■ SHORT TASK ■
All of the entries must be reproduced exactly, with no images carried over.

■ INPUT DATA ■

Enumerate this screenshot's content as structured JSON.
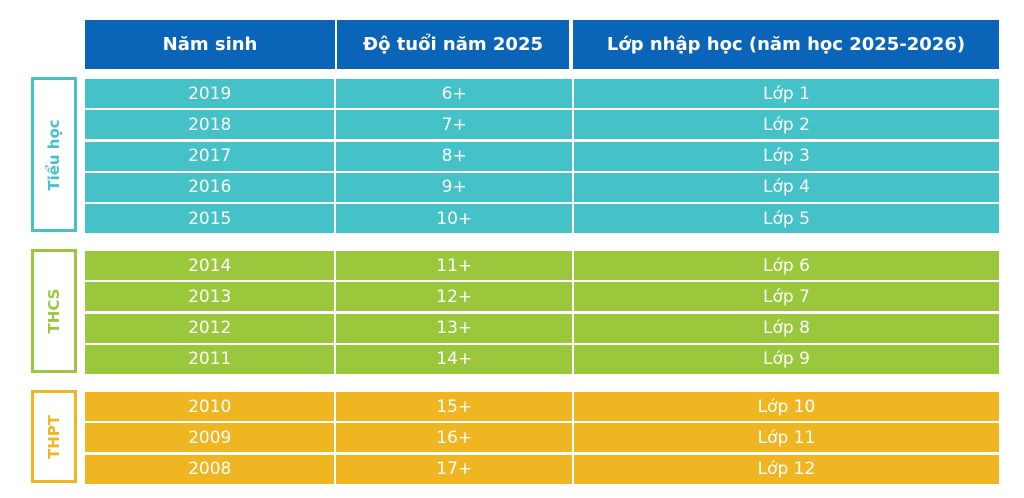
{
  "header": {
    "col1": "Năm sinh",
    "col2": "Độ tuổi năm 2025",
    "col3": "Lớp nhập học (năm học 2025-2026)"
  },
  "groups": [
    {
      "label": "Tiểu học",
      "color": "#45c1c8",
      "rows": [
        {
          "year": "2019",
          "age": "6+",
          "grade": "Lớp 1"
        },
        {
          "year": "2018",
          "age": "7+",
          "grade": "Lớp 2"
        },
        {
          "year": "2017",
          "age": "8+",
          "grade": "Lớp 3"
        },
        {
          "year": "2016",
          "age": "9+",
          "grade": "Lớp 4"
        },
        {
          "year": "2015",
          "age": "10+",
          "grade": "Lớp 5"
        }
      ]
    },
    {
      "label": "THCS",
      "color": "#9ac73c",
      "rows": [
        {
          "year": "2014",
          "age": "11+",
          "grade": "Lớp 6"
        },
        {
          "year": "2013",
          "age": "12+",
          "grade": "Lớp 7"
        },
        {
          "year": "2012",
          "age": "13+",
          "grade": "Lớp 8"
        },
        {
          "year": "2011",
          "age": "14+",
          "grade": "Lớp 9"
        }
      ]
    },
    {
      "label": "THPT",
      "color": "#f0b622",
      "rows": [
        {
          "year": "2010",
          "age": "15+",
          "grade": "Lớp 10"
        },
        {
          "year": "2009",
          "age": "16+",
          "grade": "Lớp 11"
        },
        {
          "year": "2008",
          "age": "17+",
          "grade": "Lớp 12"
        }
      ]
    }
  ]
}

■ ANSWER TO THE PROBLEM ■
Enumerate this screenshot's content as structured JSON.
{
  "header": {
    "col1": "Năm sinh",
    "col2": "Độ tuổi năm 2025",
    "col3": "Lớp nhập học (năm học 2025-2026)"
  },
  "groups": [
    {
      "label": "Tiểu học",
      "color": "#45c1c8",
      "rows": [
        {
          "year": "2019",
          "age": "6+",
          "grade": "Lớp 1"
        },
        {
          "year": "2018",
          "age": "7+",
          "grade": "Lớp 2"
        },
        {
          "year": "2017",
          "age": "8+",
          "grade": "Lớp 3"
        },
        {
          "year": "2016",
          "age": "9+",
          "grade": "Lớp 4"
        },
        {
          "year": "2015",
          "age": "10+",
          "grade": "Lớp 5"
        }
      ]
    },
    {
      "label": "THCS",
      "color": "#9ac73c",
      "rows": [
        {
          "year": "2014",
          "age": "11+",
          "grade": "Lớp 6"
        },
        {
          "year": "2013",
          "age": "12+",
          "grade": "Lớp 7"
        },
        {
          "year": "2012",
          "age": "13+",
          "grade": "Lớp 8"
        },
        {
          "year": "2011",
          "age": "14+",
          "grade": "Lớp 9"
        }
      ]
    },
    {
      "label": "THPT",
      "color": "#f0b622",
      "rows": [
        {
          "year": "2010",
          "age": "15+",
          "grade": "Lớp 10"
        },
        {
          "year": "2009",
          "age": "16+",
          "grade": "Lớp 11"
        },
        {
          "year": "2008",
          "age": "17+",
          "grade": "Lớp 12"
        }
      ]
    }
  ]
}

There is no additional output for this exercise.